[Stated exercise]: Each line that includes "Real" counts once; give the total and nothing besides.

[Figure dataset records]:
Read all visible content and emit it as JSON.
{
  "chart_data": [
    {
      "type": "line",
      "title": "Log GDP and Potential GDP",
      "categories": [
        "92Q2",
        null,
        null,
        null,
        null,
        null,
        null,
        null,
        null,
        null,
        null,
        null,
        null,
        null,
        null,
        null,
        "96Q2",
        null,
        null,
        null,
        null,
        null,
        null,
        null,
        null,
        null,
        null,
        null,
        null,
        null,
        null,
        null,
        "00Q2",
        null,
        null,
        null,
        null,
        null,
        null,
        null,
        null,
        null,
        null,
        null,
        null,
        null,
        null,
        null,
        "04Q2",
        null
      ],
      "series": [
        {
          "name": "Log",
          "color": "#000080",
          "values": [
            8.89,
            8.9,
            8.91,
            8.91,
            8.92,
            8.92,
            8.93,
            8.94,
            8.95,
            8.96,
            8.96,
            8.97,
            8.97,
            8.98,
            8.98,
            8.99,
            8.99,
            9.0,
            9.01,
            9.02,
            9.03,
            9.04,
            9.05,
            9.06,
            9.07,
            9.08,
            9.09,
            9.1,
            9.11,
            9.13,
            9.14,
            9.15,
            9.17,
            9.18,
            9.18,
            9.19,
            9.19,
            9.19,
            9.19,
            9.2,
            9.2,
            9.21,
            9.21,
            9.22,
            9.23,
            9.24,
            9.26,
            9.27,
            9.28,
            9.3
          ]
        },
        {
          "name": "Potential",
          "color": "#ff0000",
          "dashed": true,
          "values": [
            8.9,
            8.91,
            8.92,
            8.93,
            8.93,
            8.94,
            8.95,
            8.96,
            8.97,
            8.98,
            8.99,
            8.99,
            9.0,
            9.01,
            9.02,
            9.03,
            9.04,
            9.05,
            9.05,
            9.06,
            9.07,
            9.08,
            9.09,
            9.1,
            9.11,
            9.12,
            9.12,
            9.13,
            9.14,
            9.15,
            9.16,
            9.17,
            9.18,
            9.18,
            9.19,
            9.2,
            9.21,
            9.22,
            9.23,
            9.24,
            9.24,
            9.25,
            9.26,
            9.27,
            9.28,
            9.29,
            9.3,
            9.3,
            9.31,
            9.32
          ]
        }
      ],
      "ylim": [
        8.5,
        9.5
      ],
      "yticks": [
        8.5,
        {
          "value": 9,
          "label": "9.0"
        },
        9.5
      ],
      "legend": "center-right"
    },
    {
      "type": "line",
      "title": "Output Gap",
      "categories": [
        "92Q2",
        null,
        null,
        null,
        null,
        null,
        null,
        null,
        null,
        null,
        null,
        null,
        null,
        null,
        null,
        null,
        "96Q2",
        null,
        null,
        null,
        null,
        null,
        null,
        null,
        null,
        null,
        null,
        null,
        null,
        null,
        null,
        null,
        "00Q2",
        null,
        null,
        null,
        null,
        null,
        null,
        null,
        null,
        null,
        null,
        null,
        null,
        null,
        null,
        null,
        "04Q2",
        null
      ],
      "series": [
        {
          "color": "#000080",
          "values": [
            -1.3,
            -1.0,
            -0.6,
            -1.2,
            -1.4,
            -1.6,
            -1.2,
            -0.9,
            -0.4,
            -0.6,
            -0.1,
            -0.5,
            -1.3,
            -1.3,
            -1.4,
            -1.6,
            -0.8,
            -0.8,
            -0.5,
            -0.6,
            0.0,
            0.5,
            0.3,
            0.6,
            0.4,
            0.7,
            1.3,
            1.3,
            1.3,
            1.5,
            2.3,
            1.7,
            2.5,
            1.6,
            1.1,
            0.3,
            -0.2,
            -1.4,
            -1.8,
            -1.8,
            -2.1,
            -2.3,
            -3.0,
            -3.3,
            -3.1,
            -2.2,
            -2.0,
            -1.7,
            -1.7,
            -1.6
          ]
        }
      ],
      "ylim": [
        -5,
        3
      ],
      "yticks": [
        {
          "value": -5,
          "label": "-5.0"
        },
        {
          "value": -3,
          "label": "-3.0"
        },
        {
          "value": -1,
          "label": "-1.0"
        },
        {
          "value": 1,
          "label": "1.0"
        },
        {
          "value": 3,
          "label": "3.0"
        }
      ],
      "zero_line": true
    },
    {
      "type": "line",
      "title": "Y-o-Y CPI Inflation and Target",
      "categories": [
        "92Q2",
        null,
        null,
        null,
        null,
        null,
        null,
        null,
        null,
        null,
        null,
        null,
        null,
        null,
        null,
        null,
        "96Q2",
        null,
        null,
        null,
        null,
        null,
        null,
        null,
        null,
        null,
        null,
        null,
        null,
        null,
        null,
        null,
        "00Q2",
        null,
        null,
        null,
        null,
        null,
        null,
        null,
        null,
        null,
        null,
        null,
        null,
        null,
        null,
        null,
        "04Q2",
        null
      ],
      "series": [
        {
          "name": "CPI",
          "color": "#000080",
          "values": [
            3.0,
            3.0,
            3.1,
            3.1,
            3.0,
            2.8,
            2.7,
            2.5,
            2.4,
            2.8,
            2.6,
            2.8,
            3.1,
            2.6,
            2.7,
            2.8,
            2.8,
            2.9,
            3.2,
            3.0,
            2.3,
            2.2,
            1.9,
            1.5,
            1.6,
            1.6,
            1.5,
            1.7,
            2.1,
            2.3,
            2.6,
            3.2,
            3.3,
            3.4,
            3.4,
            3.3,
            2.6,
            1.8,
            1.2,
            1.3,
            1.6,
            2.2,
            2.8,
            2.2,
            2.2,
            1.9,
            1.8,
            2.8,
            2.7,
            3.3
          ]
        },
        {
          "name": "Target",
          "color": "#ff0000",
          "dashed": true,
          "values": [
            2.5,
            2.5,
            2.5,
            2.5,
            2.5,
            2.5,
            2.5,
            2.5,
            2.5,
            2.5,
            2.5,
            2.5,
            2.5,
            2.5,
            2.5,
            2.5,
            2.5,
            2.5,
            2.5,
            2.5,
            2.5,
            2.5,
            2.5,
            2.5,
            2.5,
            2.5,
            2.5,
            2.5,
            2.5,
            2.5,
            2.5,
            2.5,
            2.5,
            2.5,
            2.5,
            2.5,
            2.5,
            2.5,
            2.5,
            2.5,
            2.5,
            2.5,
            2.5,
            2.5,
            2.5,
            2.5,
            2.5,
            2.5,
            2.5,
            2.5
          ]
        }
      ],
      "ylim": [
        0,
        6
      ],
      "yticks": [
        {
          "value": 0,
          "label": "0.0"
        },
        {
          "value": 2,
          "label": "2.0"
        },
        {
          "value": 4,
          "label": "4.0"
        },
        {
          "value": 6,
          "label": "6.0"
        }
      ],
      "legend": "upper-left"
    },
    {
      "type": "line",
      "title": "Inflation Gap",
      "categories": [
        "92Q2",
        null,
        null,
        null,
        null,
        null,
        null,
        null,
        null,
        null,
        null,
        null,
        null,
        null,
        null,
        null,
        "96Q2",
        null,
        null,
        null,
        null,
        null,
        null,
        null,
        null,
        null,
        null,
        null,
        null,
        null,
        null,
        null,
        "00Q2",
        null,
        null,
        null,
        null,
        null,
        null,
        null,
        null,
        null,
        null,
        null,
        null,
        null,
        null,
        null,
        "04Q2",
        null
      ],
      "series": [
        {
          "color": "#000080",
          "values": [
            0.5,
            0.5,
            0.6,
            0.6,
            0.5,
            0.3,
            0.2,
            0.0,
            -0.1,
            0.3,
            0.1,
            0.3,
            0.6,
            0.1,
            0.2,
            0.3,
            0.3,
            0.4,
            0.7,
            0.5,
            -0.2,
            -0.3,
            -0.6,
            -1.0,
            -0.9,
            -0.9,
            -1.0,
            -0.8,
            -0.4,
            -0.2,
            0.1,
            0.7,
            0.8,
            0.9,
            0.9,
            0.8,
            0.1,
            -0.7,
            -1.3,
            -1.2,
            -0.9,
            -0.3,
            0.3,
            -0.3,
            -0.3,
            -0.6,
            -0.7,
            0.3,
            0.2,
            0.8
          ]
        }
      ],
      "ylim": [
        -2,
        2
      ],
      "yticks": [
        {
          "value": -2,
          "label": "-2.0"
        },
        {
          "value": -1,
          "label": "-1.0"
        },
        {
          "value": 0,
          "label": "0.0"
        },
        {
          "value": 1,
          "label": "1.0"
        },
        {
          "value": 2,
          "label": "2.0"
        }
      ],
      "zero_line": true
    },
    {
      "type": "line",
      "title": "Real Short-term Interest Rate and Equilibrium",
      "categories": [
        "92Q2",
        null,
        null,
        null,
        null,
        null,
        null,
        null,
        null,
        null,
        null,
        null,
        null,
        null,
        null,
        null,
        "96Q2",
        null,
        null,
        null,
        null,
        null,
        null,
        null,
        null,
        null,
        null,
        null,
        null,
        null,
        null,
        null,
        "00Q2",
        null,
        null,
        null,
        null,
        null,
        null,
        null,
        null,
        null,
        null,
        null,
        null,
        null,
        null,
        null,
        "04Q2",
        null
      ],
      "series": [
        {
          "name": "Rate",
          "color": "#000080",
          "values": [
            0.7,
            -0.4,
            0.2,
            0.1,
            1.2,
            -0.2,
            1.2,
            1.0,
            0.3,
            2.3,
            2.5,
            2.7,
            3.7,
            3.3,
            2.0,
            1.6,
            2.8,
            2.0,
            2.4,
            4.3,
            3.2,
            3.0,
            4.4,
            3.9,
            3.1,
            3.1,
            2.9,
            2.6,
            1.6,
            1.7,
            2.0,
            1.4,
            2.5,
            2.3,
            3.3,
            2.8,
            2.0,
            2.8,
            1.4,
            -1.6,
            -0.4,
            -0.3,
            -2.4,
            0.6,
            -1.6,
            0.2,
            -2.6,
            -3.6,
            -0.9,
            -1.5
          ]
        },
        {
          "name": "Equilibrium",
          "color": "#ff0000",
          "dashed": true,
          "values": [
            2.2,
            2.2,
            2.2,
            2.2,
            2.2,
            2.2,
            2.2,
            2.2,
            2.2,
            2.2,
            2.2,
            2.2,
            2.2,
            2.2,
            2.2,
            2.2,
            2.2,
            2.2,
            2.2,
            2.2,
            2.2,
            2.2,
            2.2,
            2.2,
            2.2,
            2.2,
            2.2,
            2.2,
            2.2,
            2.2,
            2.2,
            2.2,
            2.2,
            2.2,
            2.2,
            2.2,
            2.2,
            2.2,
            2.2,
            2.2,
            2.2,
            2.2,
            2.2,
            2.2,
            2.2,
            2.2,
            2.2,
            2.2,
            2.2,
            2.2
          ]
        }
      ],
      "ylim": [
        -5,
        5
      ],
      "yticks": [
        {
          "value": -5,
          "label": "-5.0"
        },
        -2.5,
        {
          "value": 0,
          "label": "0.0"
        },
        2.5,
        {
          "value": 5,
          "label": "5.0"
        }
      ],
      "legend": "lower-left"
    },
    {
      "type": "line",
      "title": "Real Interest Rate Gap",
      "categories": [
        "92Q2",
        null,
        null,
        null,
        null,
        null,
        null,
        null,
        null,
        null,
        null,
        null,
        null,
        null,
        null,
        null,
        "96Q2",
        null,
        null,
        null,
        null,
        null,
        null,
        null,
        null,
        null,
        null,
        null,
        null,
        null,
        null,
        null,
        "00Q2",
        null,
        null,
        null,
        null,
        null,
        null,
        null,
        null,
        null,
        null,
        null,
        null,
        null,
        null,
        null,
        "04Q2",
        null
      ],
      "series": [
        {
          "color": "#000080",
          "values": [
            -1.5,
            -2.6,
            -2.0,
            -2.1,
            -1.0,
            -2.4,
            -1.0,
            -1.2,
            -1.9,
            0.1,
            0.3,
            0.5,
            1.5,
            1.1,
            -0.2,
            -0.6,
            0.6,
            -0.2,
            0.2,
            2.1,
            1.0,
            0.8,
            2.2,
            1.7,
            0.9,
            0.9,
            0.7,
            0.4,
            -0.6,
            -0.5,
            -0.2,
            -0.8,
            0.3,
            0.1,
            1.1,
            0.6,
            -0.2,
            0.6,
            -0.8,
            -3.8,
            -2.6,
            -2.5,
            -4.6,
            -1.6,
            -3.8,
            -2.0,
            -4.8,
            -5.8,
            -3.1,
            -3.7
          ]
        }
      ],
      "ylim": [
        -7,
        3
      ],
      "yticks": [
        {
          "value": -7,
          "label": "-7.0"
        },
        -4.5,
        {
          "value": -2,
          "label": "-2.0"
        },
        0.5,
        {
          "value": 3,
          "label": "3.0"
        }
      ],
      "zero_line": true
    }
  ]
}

[Result of this task]: 2